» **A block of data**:
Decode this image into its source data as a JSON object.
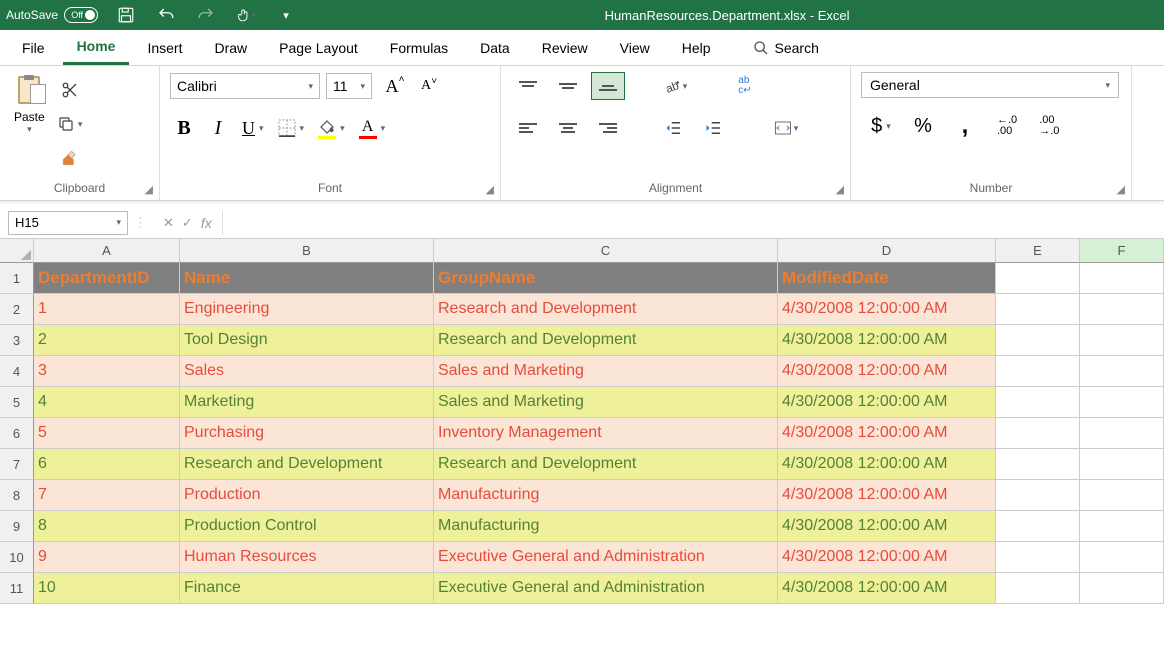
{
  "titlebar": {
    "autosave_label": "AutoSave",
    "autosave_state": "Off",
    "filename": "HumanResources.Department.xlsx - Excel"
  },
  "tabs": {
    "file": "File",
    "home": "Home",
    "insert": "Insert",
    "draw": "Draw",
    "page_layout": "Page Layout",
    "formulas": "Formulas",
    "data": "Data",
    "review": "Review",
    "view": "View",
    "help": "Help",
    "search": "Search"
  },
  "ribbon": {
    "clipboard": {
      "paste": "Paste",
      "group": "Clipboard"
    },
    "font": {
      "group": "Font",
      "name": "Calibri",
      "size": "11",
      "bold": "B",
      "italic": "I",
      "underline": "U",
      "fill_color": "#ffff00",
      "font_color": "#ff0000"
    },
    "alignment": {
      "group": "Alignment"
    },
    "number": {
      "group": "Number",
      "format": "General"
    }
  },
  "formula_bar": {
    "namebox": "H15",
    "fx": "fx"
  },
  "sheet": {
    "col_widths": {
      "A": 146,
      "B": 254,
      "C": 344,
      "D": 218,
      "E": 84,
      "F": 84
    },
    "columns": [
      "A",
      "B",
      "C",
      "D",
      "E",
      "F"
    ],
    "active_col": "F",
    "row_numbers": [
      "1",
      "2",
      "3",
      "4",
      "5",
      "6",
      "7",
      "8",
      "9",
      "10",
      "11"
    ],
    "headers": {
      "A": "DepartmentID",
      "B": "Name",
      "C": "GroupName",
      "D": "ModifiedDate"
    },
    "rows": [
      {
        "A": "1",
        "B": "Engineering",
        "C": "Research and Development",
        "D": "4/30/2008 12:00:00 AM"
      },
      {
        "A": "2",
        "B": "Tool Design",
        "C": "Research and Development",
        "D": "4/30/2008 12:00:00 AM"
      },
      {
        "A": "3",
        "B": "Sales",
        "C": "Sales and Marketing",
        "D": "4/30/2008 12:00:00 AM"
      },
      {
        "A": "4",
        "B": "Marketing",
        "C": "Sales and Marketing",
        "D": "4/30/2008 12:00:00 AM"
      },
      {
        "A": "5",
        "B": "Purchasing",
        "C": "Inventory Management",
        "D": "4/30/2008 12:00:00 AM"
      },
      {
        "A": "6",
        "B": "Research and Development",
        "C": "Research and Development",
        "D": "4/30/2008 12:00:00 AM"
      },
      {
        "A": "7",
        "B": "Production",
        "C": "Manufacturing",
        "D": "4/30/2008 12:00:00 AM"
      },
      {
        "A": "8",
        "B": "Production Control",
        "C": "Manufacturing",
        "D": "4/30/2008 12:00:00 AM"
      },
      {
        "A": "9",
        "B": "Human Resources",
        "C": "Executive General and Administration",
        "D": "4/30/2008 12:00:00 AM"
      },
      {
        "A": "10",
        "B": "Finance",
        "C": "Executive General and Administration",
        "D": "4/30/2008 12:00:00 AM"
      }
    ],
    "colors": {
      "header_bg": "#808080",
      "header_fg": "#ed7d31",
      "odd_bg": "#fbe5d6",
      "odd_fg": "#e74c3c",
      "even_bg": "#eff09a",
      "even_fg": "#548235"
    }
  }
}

» **Written instruction**:
Quote everything in the listing above exactly; pictures are the only thing to omit.

» **Correct answer**:
Decode this image into its source data as a JSON object.
{
  "titlebar": {
    "autosave_label": "AutoSave",
    "autosave_state": "Off",
    "filename": "HumanResources.Department.xlsx - Excel"
  },
  "tabs": {
    "file": "File",
    "home": "Home",
    "insert": "Insert",
    "draw": "Draw",
    "page_layout": "Page Layout",
    "formulas": "Formulas",
    "data": "Data",
    "review": "Review",
    "view": "View",
    "help": "Help",
    "search": "Search"
  },
  "ribbon": {
    "clipboard": {
      "paste": "Paste",
      "group": "Clipboard"
    },
    "font": {
      "group": "Font",
      "name": "Calibri",
      "size": "11",
      "bold": "B",
      "italic": "I",
      "underline": "U",
      "fill_color": "#ffff00",
      "font_color": "#ff0000"
    },
    "alignment": {
      "group": "Alignment"
    },
    "number": {
      "group": "Number",
      "format": "General"
    }
  },
  "formula_bar": {
    "namebox": "H15",
    "fx": "fx"
  },
  "sheet": {
    "col_widths": {
      "A": 146,
      "B": 254,
      "C": 344,
      "D": 218,
      "E": 84,
      "F": 84
    },
    "columns": [
      "A",
      "B",
      "C",
      "D",
      "E",
      "F"
    ],
    "active_col": "F",
    "row_numbers": [
      "1",
      "2",
      "3",
      "4",
      "5",
      "6",
      "7",
      "8",
      "9",
      "10",
      "11"
    ],
    "headers": {
      "A": "DepartmentID",
      "B": "Name",
      "C": "GroupName",
      "D": "ModifiedDate"
    },
    "rows": [
      {
        "A": "1",
        "B": "Engineering",
        "C": "Research and Development",
        "D": "4/30/2008 12:00:00 AM"
      },
      {
        "A": "2",
        "B": "Tool Design",
        "C": "Research and Development",
        "D": "4/30/2008 12:00:00 AM"
      },
      {
        "A": "3",
        "B": "Sales",
        "C": "Sales and Marketing",
        "D": "4/30/2008 12:00:00 AM"
      },
      {
        "A": "4",
        "B": "Marketing",
        "C": "Sales and Marketing",
        "D": "4/30/2008 12:00:00 AM"
      },
      {
        "A": "5",
        "B": "Purchasing",
        "C": "Inventory Management",
        "D": "4/30/2008 12:00:00 AM"
      },
      {
        "A": "6",
        "B": "Research and Development",
        "C": "Research and Development",
        "D": "4/30/2008 12:00:00 AM"
      },
      {
        "A": "7",
        "B": "Production",
        "C": "Manufacturing",
        "D": "4/30/2008 12:00:00 AM"
      },
      {
        "A": "8",
        "B": "Production Control",
        "C": "Manufacturing",
        "D": "4/30/2008 12:00:00 AM"
      },
      {
        "A": "9",
        "B": "Human Resources",
        "C": "Executive General and Administration",
        "D": "4/30/2008 12:00:00 AM"
      },
      {
        "A": "10",
        "B": "Finance",
        "C": "Executive General and Administration",
        "D": "4/30/2008 12:00:00 AM"
      }
    ],
    "colors": {
      "header_bg": "#808080",
      "header_fg": "#ed7d31",
      "odd_bg": "#fbe5d6",
      "odd_fg": "#e74c3c",
      "even_bg": "#eff09a",
      "even_fg": "#548235"
    }
  }
}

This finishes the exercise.